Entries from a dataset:

▼▼▼

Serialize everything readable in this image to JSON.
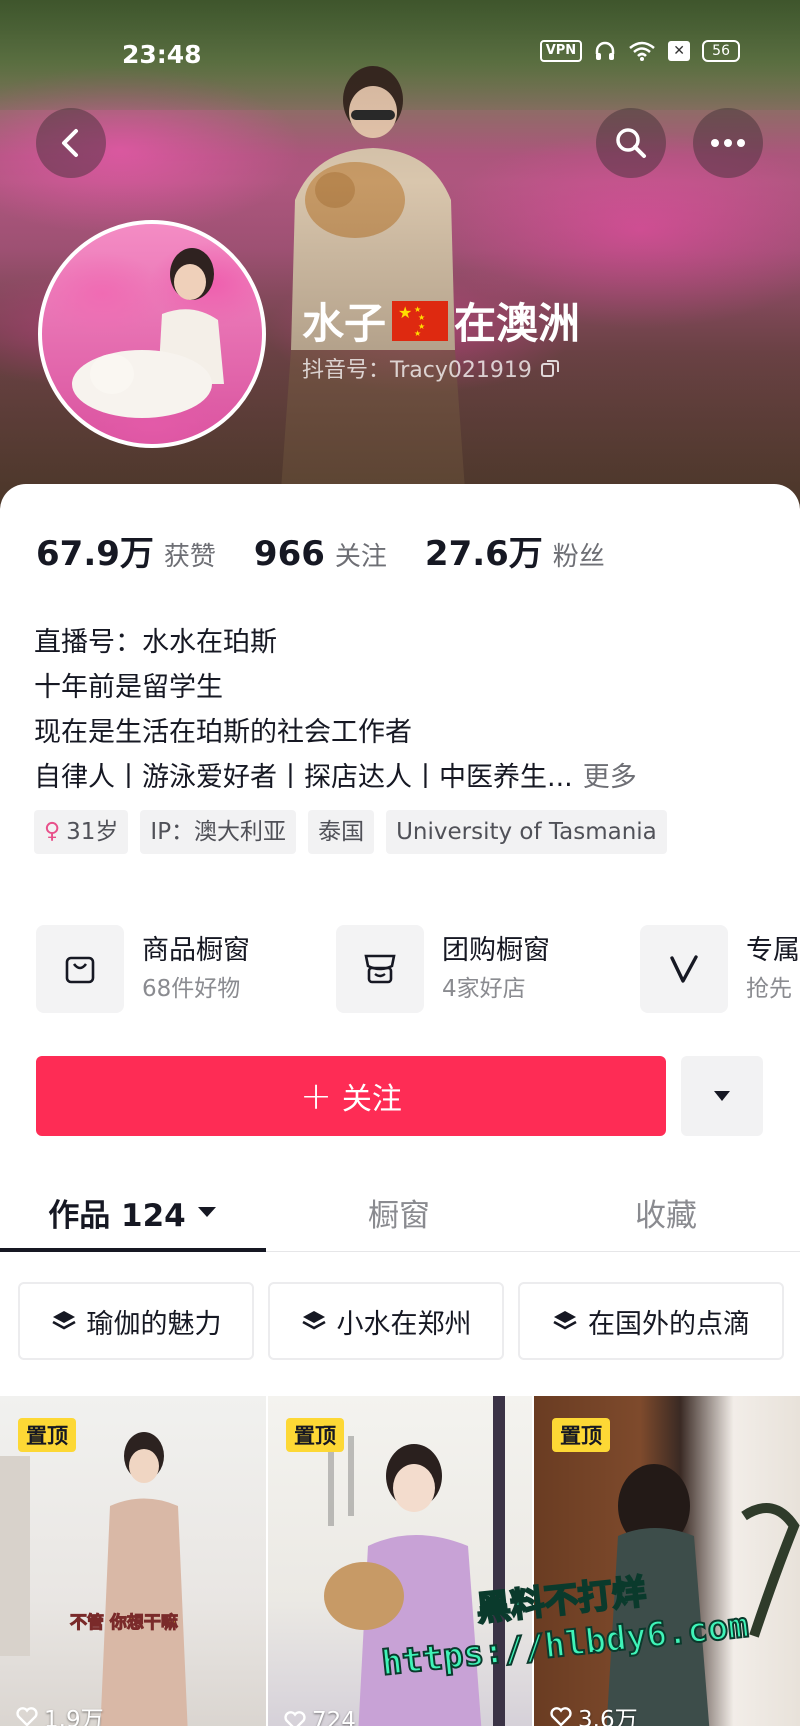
{
  "status_bar": {
    "time": "23:48",
    "vpn": "VPN",
    "battery": "56"
  },
  "profile": {
    "name_before_flag": "水子",
    "name_after_flag": "在澳洲",
    "douyin_id": "抖音号：Tracy021919"
  },
  "stats": [
    {
      "value": "67.9万",
      "label": "获赞"
    },
    {
      "value": "966",
      "label": "关注"
    },
    {
      "value": "27.6万",
      "label": "粉丝"
    }
  ],
  "bio": {
    "lines": [
      "直播号：水水在珀斯",
      "十年前是留学生",
      "现在是生活在珀斯的社会工作者",
      "自律人丨游泳爱好者丨探店达人丨中医养生..."
    ],
    "more": "更多"
  },
  "tags": [
    "31岁",
    "IP：澳大利亚",
    "泰国",
    "University of Tasmania"
  ],
  "shops": [
    {
      "title": "商品橱窗",
      "subtitle": "68件好物"
    },
    {
      "title": "团购橱窗",
      "subtitle": "4家好店"
    },
    {
      "title": "专属",
      "subtitle": "抢先"
    }
  ],
  "follow_button": "关注",
  "tabs": [
    "作品 124",
    "橱窗",
    "收藏"
  ],
  "collections": [
    "瑜伽的魅力",
    "小水在郑州",
    "在国外的点滴"
  ],
  "videos": [
    {
      "badge": "置顶",
      "likes": "1.9万",
      "caption": "不管 你想干嘛"
    },
    {
      "badge": "置顶",
      "likes": "724"
    },
    {
      "badge": "置顶",
      "likes": "3.6万"
    }
  ],
  "watermark": {
    "line1": "黑料不打烊",
    "line2": "https://hlbdy6.com"
  },
  "colors": {
    "accent": "#fe2c55",
    "pin_badge": "#fdd835",
    "watermark": "#3ff4b8"
  }
}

▲▲▲

• [Your objective]:
State how many lines of the records above contain the word "subtitle", giving only that number.

• [The reply]:
3